What the task asks:
Your task is to copy the listing exactly, with the pictures left out.

Dataset records:
------------------------

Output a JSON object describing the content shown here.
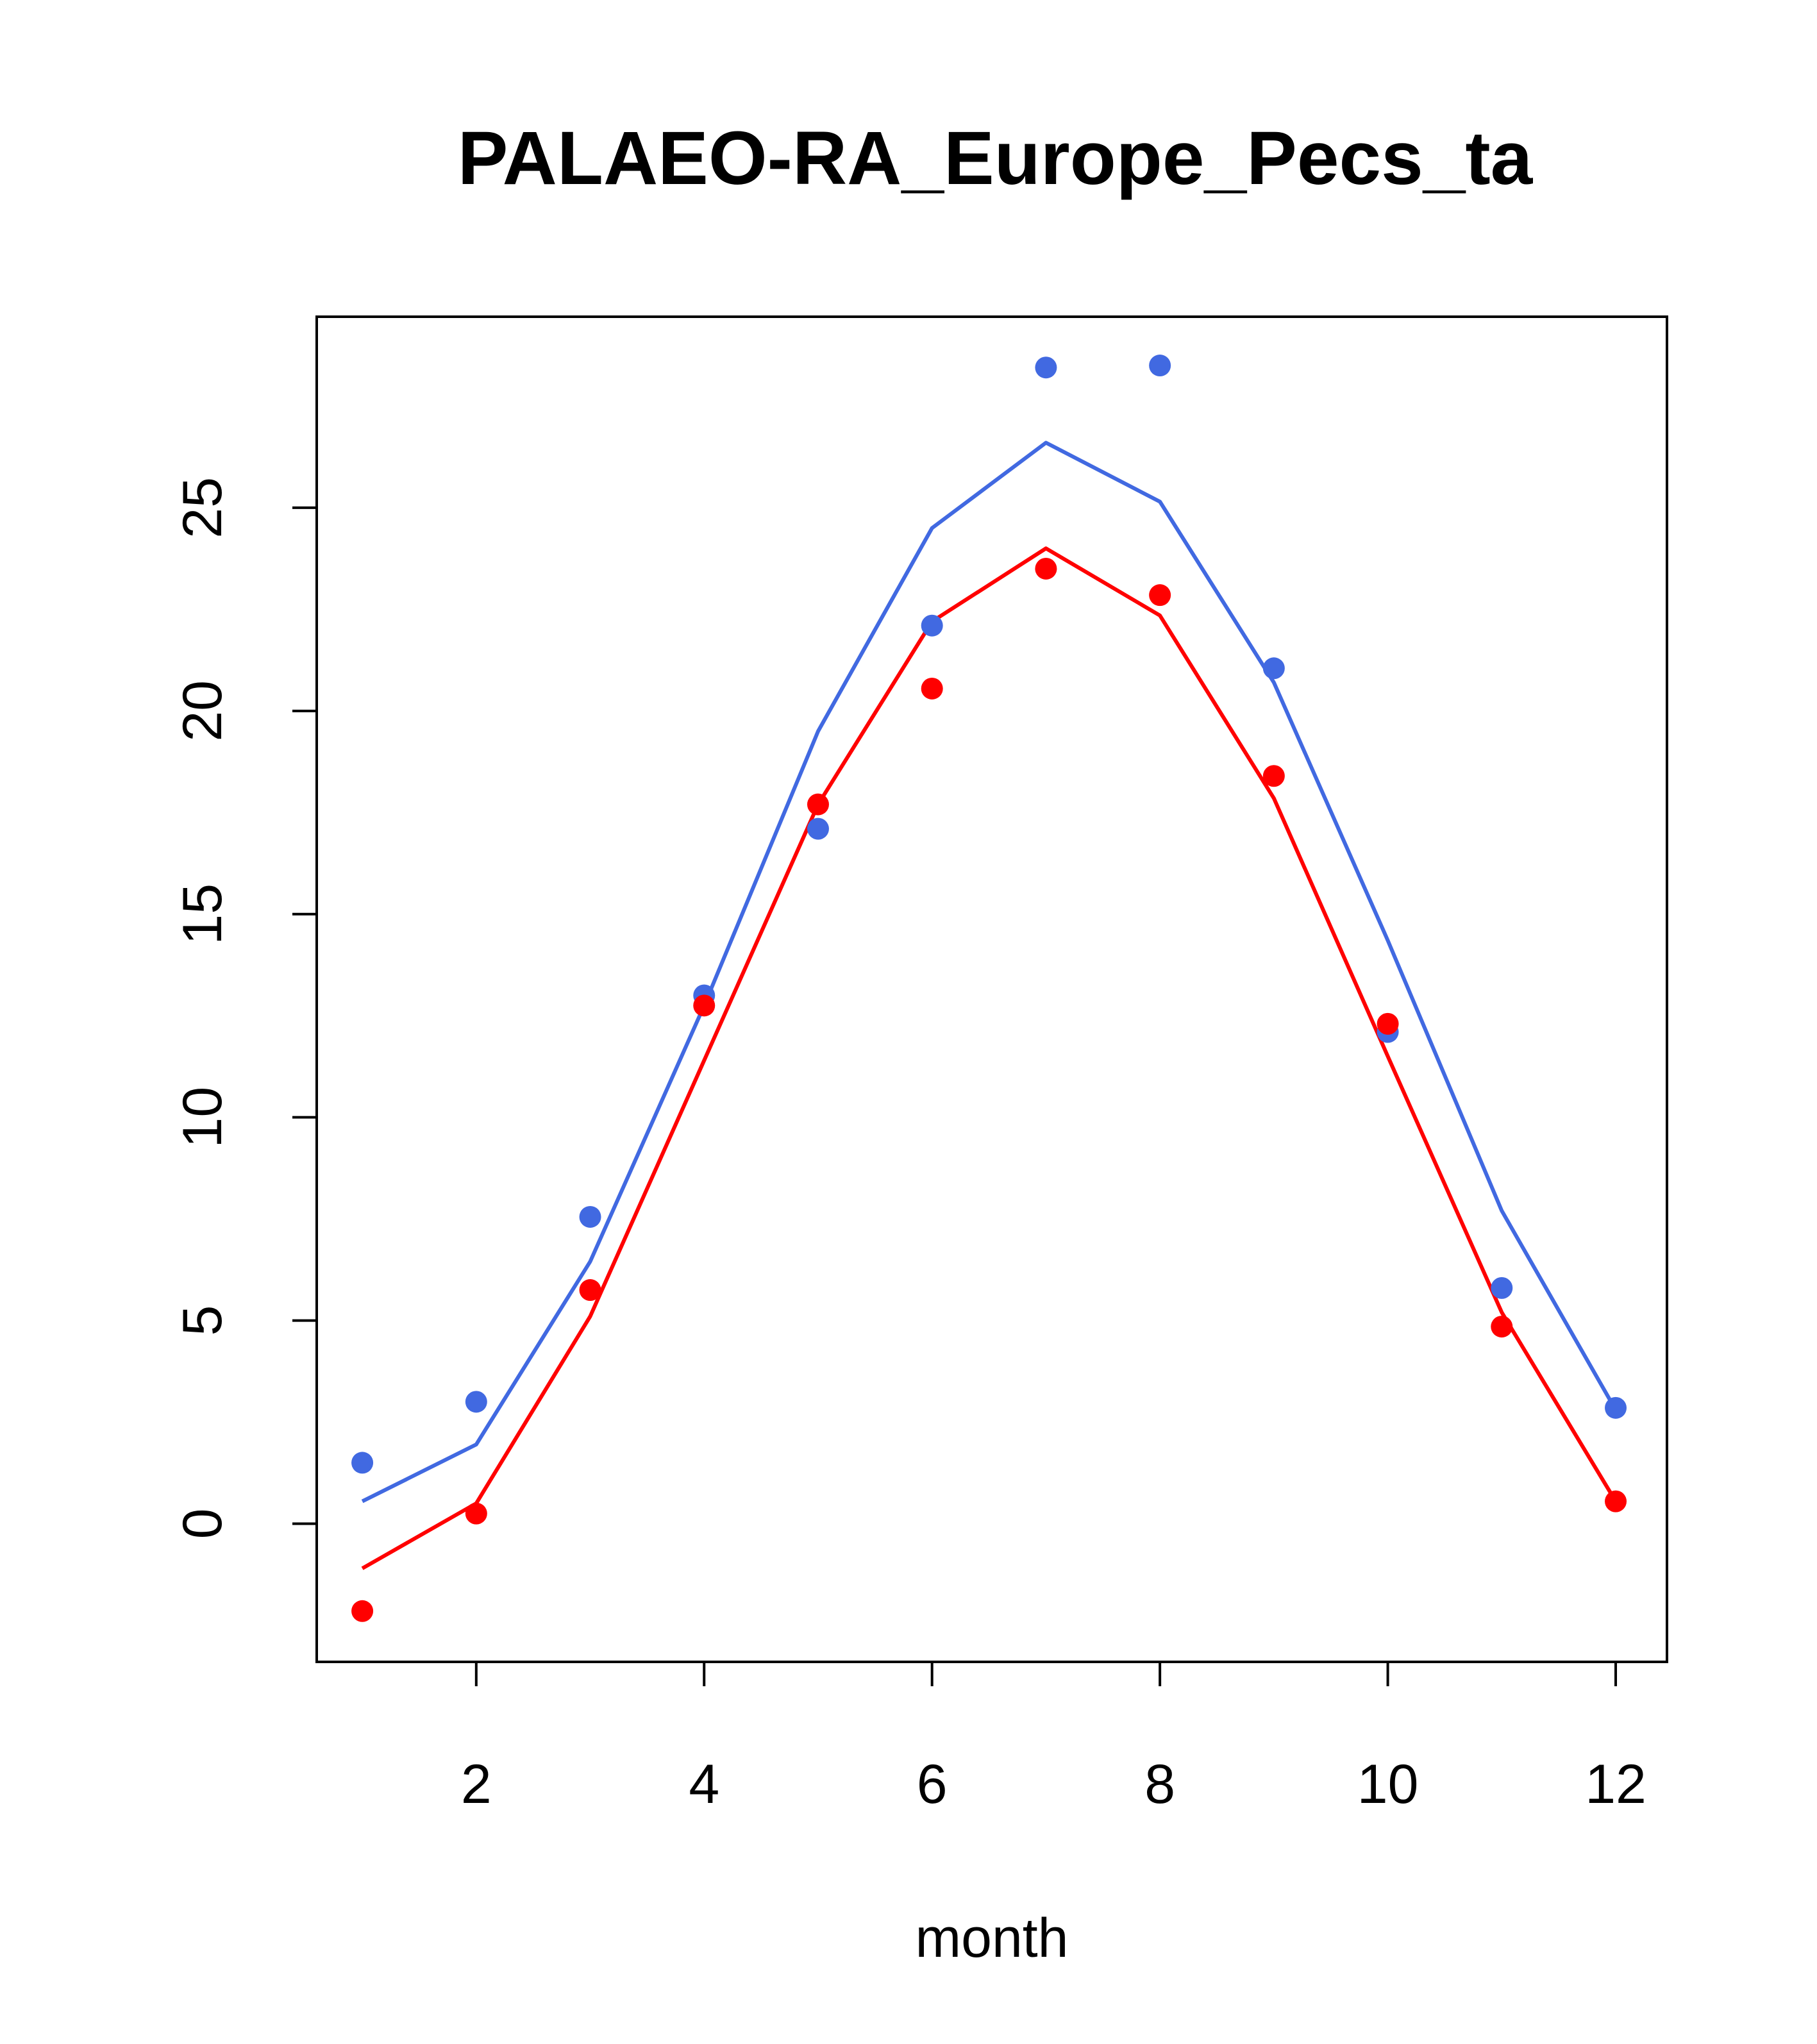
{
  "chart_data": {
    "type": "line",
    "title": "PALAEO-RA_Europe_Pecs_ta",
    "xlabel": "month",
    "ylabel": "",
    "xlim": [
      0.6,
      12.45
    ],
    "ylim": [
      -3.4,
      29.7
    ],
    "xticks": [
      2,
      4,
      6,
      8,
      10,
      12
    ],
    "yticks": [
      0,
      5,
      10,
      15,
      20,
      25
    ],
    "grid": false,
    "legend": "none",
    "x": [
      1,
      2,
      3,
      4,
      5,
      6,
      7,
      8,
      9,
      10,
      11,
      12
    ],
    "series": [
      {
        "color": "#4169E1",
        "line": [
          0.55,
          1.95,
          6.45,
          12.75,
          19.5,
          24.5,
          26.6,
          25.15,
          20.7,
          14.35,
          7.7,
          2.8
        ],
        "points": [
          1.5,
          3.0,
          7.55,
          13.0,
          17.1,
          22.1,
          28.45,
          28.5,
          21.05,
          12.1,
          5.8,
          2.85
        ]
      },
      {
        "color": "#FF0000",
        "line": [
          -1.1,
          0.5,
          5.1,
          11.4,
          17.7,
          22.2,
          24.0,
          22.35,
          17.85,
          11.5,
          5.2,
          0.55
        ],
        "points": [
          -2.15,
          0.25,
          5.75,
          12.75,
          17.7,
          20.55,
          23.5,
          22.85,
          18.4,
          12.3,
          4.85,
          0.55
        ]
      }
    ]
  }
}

------------------------

Task answer:
Output a JSON object describing the content shown here.
{
  "chart_data": {
    "type": "line",
    "title": "PALAEO-RA_Europe_Pecs_ta",
    "xlabel": "month",
    "ylabel": "",
    "xlim": [
      0.6,
      12.45
    ],
    "ylim": [
      -3.4,
      29.7
    ],
    "xticks": [
      2,
      4,
      6,
      8,
      10,
      12
    ],
    "yticks": [
      0,
      5,
      10,
      15,
      20,
      25
    ],
    "grid": false,
    "legend": "none",
    "x": [
      1,
      2,
      3,
      4,
      5,
      6,
      7,
      8,
      9,
      10,
      11,
      12
    ],
    "series": [
      {
        "color": "#4169E1",
        "line": [
          0.55,
          1.95,
          6.45,
          12.75,
          19.5,
          24.5,
          26.6,
          25.15,
          20.7,
          14.35,
          7.7,
          2.8
        ],
        "points": [
          1.5,
          3.0,
          7.55,
          13.0,
          17.1,
          22.1,
          28.45,
          28.5,
          21.05,
          12.1,
          5.8,
          2.85
        ]
      },
      {
        "color": "#FF0000",
        "line": [
          -1.1,
          0.5,
          5.1,
          11.4,
          17.7,
          22.2,
          24.0,
          22.35,
          17.85,
          11.5,
          5.2,
          0.55
        ],
        "points": [
          -2.15,
          0.25,
          5.75,
          12.75,
          17.7,
          20.55,
          23.5,
          22.85,
          18.4,
          12.3,
          4.85,
          0.55
        ]
      }
    ]
  }
}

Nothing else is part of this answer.